--- Start Record list ---

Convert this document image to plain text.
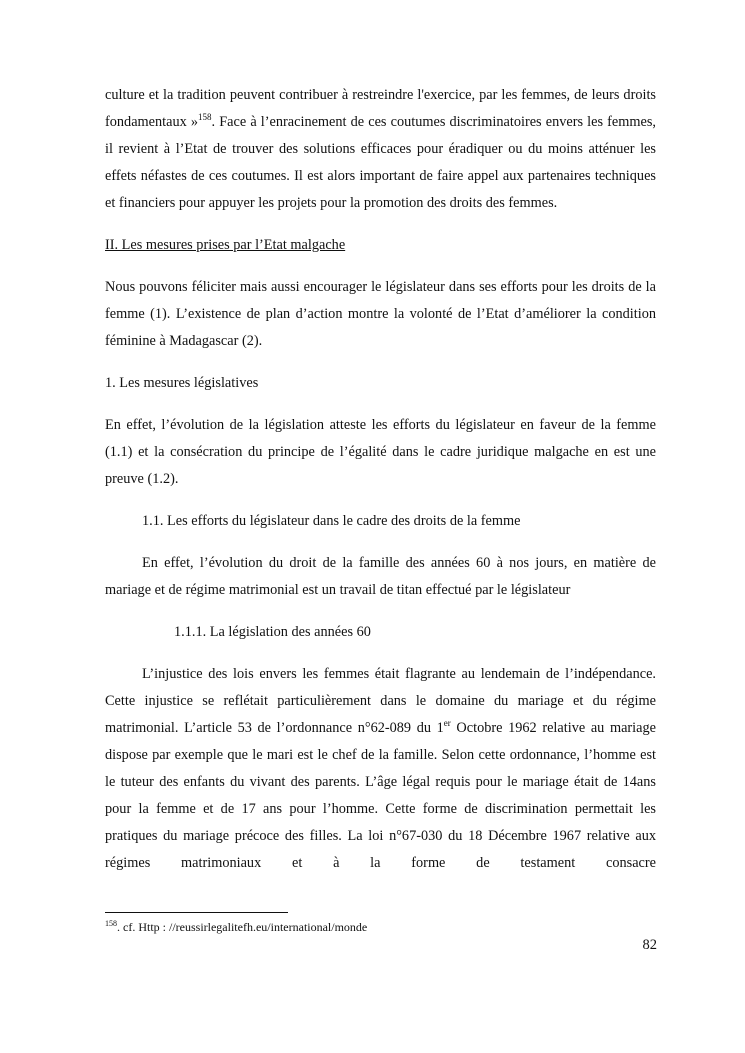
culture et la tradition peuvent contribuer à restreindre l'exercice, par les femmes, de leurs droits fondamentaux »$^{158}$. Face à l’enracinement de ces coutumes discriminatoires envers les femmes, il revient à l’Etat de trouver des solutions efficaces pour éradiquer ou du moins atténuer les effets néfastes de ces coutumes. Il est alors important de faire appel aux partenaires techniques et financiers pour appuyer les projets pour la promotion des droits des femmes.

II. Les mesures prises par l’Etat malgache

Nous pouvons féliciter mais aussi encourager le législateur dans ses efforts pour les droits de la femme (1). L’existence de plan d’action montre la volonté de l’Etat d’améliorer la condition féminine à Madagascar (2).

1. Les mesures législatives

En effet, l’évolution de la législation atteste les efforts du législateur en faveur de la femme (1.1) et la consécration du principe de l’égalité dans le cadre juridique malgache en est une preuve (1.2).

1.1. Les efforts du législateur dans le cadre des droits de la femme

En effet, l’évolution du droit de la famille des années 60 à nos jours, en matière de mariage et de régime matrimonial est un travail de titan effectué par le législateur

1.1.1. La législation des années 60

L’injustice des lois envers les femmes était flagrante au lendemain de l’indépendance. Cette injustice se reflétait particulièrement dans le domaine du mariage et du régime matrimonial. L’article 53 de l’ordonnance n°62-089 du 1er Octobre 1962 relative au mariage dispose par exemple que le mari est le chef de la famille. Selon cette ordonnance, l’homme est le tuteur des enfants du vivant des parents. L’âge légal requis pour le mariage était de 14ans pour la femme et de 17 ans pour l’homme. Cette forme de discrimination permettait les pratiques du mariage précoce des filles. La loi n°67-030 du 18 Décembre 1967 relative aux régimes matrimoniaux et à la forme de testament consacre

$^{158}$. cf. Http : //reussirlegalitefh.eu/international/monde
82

--- End Record list ---
--- Start Record list ---

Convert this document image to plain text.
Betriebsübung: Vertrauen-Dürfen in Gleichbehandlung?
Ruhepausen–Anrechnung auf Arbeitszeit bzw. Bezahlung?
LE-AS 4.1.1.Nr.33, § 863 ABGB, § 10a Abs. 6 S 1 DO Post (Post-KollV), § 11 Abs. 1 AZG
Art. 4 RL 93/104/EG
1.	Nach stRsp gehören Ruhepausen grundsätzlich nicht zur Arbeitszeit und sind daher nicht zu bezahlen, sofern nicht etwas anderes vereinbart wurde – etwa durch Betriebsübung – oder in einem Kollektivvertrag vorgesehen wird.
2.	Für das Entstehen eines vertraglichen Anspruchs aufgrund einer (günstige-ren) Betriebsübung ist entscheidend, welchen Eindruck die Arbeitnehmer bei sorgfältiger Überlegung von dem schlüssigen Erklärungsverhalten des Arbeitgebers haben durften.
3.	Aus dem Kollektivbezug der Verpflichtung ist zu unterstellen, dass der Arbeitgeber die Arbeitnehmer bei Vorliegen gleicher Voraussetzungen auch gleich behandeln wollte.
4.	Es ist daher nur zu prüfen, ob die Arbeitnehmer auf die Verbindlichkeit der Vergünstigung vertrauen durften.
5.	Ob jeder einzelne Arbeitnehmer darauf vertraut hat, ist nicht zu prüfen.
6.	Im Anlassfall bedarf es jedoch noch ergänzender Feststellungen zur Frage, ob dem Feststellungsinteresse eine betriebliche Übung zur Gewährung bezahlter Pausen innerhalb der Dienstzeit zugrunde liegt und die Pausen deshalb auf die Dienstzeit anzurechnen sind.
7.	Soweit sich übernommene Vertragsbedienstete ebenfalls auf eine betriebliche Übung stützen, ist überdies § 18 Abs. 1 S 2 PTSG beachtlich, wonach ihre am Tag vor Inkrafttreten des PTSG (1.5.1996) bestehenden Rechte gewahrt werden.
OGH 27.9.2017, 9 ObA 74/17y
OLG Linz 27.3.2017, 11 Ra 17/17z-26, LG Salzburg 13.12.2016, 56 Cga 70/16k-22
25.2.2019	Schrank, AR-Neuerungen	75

--- End Record list ---

◆ **Task requirements**
Select every line of the records holding the string "betriebliche".

◆ **The reply**
6.	Im Anlassfall bedarf es jedoch noch ergänzender Feststellungen zur Frage, ob dem Feststellungsinteresse eine betriebliche Übung zur Gewährung bezahlter Pausen innerhalb der Dienstzeit zugrunde liegt und die Pausen deshalb auf die Dienstzeit anzurechnen sind.
7.	Soweit sich übernommene Vertragsbedienstete ebenfalls auf eine betriebliche Übung stützen, ist überdies § 18 Abs. 1 S 2 PTSG beachtlich, wonach ihre am Tag vor Inkrafttreten des PTSG (1.5.1996) bestehenden Rechte gewahrt werden.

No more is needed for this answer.